╔══

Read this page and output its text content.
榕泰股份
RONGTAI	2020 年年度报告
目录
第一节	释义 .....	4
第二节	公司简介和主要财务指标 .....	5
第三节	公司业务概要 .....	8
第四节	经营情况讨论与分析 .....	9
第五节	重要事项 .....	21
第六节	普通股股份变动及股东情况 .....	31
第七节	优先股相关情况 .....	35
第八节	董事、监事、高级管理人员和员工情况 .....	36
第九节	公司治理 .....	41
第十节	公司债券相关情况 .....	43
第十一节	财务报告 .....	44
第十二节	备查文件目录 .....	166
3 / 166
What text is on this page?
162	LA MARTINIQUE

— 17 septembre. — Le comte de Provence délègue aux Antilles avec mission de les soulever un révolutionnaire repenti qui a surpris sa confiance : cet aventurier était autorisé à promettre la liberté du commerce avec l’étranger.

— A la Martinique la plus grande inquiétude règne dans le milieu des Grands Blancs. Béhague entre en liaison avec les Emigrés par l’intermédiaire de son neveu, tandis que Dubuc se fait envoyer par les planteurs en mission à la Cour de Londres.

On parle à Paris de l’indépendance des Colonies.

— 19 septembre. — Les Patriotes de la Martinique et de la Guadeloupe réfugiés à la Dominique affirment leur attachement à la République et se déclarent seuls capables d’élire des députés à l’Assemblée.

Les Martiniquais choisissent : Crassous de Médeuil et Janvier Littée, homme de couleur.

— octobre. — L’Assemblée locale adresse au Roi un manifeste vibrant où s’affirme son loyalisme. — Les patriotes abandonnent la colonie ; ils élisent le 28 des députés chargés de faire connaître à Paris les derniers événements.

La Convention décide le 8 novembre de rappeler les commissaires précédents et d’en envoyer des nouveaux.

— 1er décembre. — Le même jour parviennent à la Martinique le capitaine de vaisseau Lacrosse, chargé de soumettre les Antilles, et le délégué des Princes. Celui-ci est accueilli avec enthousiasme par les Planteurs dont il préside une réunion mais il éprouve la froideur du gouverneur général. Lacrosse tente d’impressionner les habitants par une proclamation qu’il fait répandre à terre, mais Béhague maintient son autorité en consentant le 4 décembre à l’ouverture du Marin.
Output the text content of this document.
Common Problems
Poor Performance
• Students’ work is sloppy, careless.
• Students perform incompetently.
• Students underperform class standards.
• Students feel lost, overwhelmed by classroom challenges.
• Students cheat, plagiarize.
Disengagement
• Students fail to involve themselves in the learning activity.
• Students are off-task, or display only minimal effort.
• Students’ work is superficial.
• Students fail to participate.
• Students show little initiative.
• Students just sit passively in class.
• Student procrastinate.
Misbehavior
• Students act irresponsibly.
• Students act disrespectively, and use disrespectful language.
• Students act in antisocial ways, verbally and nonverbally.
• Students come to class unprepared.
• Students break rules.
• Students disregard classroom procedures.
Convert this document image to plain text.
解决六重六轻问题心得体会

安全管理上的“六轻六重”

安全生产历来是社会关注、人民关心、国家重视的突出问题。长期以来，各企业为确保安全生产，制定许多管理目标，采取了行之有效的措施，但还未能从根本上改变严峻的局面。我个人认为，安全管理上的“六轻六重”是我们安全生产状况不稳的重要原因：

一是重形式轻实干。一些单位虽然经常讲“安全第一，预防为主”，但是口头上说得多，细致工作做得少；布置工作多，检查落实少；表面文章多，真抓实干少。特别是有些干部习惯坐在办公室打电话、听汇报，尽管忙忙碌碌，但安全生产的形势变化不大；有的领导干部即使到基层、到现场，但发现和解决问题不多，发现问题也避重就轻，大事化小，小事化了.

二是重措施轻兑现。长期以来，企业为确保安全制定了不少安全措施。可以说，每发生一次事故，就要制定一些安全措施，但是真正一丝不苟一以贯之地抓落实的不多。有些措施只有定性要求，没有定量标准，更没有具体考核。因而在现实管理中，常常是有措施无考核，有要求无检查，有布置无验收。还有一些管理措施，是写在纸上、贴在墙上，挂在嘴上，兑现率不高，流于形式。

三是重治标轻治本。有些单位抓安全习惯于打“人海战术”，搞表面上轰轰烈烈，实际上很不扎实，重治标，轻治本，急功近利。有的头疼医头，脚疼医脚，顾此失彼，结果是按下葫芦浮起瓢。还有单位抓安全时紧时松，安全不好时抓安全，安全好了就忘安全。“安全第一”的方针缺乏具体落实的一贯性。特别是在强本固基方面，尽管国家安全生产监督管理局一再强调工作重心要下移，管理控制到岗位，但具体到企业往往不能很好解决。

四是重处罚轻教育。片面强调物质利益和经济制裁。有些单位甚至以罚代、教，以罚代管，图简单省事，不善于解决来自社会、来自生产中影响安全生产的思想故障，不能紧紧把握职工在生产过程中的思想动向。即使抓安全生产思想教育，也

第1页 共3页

╚══

Instructions for the task: Extract all the entries word for word.

Output of the exercise:
Read this page and output its text content.
榕泰股份
RONGTAI	2020 年年度报告
目录
第一节	释义 .....	4
第二节	公司简介和主要财务指标 .....	5
第三节	公司业务概要 .....	8
第四节	经营情况讨论与分析 .....	9
第五节	重要事项 .....	21
第六节	普通股股份变动及股东情况 .....	31
第七节	优先股相关情况 .....	35
第八节	董事、监事、高级管理人员和员工情况 .....	36
第九节	公司治理 .....	41
第十节	公司债券相关情况 .....	43
第十一节	财务报告 .....	44
第十二节	备查文件目录 .....	166
3 / 166
What text is on this page?
162	LA MARTINIQUE

— 17 septembre. — Le comte de Provence délègue aux Antilles avec mission de les soulever un révolutionnaire repenti qui a surpris sa confiance : cet aventurier était autorisé à promettre la liberté du commerce avec l’étranger.

— A la Martinique la plus grande inquiétude règne dans le milieu des Grands Blancs. Béhague entre en liaison avec les Emigrés par l’intermédiaire de son neveu, tandis que Dubuc se fait envoyer par les planteurs en mission à la Cour de Londres.

On parle à Paris de l’indépendance des Colonies.

— 19 septembre. — Les Patriotes de la Martinique et de la Guadeloupe réfugiés à la Dominique affirment leur attachement à la République et se déclarent seuls capables d’élire des députés à l’Assemblée.

Les Martiniquais choisissent : Crassous de Médeuil et Janvier Littée, homme de couleur.

— octobre. — L’Assemblée locale adresse au Roi un manifeste vibrant où s’affirme son loyalisme. — Les patriotes abandonnent la colonie ; ils élisent le 28 des députés chargés de faire connaître à Paris les derniers événements.

La Convention décide le 8 novembre de rappeler les commissaires précédents et d’en envoyer des nouveaux.

— 1er décembre. — Le même jour parviennent à la Martinique le capitaine de vaisseau Lacrosse, chargé de soumettre les Antilles, et le délégué des Princes. Celui-ci est accueilli avec enthousiasme par les Planteurs dont il préside une réunion mais il éprouve la froideur du gouverneur général. Lacrosse tente d’impressionner les habitants par une proclamation qu’il fait répandre à terre, mais Béhague maintient son autorité en consentant le 4 décembre à l’ouverture du Marin.
Output the text content of this document.
Common Problems
Poor Performance
• Students’ work is sloppy, careless.
• Students perform incompetently.
• Students underperform class standards.
• Students feel lost, overwhelmed by classroom challenges.
• Students cheat, plagiarize.
Disengagement
• Students fail to involve themselves in the learning activity.
• Students are off-task, or display only minimal effort.
• Students’ work is superficial.
• Students fail to participate.
• Students show little initiative.
• Students just sit passively in class.
• Student procrastinate.
Misbehavior
• Students act irresponsibly.
• Students act disrespectively, and use disrespectful language.
• Students act in antisocial ways, verbally and nonverbally.
• Students come to class unprepared.
• Students break rules.
• Students disregard classroom procedures.
Convert this document image to plain text.
解决六重六轻问题心得体会

安全管理上的“六轻六重”

安全生产历来是社会关注、人民关心、国家重视的突出问题。长期以来，各企业为确保安全生产，制定许多管理目标，采取了行之有效的措施，但还未能从根本上改变严峻的局面。我个人认为，安全管理上的“六轻六重”是我们安全生产状况不稳的重要原因：

一是重形式轻实干。一些单位虽然经常讲“安全第一，预防为主”，但是口头上说得多，细致工作做得少；布置工作多，检查落实少；表面文章多，真抓实干少。特别是有些干部习惯坐在办公室打电话、听汇报，尽管忙忙碌碌，但安全生产的形势变化不大；有的领导干部即使到基层、到现场，但发现和解决问题不多，发现问题也避重就轻，大事化小，小事化了.

二是重措施轻兑现。长期以来，企业为确保安全制定了不少安全措施。可以说，每发生一次事故，就要制定一些安全措施，但是真正一丝不苟一以贯之地抓落实的不多。有些措施只有定性要求，没有定量标准，更没有具体考核。因而在现实管理中，常常是有措施无考核，有要求无检查，有布置无验收。还有一些管理措施，是写在纸上、贴在墙上，挂在嘴上，兑现率不高，流于形式。

三是重治标轻治本。有些单位抓安全习惯于打“人海战术”，搞表面上轰轰烈烈，实际上很不扎实，重治标，轻治本，急功近利。有的头疼医头，脚疼医脚，顾此失彼，结果是按下葫芦浮起瓢。还有单位抓安全时紧时松，安全不好时抓安全，安全好了就忘安全。“安全第一”的方针缺乏具体落实的一贯性。特别是在强本固基方面，尽管国家安全生产监督管理局一再强调工作重心要下移，管理控制到岗位，但具体到企业往往不能很好解决。

四是重处罚轻教育。片面强调物质利益和经济制裁。有些单位甚至以罚代、教，以罚代管，图简单省事，不善于解决来自社会、来自生产中影响安全生产的思想故障，不能紧紧把握职工在生产过程中的思想动向。即使抓安全生产思想教育，也

第1页 共3页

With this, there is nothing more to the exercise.